WHAT IS REQUIRED:
Among the records below, find each line that includes the string "gravity" and copy it.

**** GIVEN RECORDS

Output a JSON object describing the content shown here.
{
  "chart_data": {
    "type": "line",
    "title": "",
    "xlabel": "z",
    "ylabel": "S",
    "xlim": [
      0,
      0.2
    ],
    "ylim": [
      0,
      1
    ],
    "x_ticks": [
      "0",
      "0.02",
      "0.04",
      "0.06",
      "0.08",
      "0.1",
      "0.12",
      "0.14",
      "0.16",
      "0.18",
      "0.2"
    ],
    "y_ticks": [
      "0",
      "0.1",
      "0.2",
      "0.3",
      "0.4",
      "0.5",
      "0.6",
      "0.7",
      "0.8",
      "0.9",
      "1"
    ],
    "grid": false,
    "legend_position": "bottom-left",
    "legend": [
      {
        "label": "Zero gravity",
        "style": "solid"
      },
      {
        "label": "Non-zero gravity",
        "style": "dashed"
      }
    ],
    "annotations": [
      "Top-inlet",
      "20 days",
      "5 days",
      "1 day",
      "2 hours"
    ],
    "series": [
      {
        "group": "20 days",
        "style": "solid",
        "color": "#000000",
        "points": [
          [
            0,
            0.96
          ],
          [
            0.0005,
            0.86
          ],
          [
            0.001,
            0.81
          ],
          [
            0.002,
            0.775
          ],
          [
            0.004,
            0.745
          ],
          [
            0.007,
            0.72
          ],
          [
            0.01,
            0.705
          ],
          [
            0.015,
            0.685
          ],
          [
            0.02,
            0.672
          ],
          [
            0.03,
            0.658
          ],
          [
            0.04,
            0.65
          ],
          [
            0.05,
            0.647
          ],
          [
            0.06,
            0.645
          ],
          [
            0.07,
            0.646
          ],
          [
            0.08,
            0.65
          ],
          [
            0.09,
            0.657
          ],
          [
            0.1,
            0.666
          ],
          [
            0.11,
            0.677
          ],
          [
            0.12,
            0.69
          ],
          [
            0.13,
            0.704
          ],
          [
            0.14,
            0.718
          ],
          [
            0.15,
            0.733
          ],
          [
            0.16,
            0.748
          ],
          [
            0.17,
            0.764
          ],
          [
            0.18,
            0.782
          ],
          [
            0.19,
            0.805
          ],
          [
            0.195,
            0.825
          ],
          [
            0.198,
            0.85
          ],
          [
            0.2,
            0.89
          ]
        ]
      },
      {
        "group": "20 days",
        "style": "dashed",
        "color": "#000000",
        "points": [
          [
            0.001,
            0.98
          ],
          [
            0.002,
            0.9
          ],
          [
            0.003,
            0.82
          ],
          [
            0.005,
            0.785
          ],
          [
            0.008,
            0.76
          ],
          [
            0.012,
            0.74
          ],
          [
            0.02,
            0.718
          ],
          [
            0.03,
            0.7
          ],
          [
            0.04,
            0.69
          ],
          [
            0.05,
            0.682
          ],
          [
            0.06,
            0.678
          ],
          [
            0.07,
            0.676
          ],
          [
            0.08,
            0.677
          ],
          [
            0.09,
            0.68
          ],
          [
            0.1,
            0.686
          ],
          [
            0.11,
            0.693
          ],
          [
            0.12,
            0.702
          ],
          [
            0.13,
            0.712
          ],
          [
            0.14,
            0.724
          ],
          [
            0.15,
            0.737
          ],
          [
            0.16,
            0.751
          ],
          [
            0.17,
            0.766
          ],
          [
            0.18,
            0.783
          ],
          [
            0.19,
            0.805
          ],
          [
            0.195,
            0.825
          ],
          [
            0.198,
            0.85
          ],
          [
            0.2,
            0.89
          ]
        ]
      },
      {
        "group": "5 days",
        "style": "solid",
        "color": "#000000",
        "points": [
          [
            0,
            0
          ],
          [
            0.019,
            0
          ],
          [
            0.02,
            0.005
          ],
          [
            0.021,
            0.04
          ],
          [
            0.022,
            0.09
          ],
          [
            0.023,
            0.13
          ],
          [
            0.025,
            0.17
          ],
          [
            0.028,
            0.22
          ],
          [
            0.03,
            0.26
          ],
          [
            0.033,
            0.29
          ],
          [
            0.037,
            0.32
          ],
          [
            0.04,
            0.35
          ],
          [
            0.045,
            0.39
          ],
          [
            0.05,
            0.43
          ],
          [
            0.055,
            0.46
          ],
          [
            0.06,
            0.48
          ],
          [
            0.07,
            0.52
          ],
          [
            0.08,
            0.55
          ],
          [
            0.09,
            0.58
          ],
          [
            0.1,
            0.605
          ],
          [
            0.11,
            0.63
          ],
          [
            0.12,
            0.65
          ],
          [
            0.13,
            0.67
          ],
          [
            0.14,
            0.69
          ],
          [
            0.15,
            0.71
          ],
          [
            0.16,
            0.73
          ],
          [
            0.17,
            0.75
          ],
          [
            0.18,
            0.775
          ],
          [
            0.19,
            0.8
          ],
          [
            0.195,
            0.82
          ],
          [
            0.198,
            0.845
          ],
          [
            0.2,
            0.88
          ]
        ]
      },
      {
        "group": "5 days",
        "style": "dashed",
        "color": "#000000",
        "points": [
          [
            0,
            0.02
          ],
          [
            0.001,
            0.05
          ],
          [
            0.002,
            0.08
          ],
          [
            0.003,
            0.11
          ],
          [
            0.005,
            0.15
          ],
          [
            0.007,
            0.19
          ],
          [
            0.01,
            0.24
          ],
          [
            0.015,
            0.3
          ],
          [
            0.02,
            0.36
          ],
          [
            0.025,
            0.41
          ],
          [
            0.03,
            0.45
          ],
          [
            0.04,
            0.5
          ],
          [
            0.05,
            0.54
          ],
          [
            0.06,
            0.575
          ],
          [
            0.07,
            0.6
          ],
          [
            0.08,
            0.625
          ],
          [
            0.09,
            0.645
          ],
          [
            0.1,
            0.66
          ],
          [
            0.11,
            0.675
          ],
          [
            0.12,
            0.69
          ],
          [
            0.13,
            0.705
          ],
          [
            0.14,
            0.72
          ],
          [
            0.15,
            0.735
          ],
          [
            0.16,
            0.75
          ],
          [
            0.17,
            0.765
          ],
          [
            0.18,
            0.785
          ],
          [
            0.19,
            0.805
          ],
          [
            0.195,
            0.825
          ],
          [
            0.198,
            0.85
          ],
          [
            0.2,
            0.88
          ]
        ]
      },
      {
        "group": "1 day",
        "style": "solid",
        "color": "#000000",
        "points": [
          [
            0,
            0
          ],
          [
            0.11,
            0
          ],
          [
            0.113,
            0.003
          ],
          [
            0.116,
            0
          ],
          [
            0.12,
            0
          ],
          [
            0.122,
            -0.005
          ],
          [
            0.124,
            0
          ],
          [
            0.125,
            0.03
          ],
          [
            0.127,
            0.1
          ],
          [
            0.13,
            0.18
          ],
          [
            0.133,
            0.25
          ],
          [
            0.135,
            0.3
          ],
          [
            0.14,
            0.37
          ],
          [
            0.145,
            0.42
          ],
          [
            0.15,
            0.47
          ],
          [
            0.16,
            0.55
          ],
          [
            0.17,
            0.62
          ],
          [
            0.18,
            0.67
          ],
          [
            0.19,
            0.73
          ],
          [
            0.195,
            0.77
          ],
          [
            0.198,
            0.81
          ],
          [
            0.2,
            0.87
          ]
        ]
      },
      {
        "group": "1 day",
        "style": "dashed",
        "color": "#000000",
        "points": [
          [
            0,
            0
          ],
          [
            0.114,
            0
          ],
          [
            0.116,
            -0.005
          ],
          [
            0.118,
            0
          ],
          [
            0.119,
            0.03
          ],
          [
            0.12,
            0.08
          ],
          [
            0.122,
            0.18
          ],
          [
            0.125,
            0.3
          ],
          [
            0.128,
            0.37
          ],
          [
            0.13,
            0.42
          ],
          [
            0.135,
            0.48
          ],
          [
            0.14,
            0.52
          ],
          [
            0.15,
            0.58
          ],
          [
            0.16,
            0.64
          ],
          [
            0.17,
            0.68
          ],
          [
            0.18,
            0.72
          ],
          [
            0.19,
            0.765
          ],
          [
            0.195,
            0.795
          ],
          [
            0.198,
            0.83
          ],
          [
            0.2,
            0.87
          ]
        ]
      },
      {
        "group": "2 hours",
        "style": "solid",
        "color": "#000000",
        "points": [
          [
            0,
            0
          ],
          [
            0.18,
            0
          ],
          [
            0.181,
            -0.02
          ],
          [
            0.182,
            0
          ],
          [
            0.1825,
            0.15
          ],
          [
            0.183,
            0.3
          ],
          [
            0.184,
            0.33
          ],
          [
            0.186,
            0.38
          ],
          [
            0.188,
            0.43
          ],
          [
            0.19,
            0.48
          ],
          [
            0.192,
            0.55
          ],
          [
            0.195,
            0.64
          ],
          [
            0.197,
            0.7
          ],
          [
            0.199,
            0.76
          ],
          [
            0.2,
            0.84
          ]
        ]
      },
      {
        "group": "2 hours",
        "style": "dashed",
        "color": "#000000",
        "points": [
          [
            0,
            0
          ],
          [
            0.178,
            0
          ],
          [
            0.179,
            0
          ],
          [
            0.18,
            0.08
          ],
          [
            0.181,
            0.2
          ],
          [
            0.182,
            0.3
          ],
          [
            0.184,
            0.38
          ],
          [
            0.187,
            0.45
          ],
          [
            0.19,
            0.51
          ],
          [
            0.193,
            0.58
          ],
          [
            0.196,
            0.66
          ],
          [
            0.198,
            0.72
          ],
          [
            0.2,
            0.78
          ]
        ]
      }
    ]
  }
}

********

WRITTEN ANSWER:
        "label": "Zero gravity",
        "label": "Non-zero gravity",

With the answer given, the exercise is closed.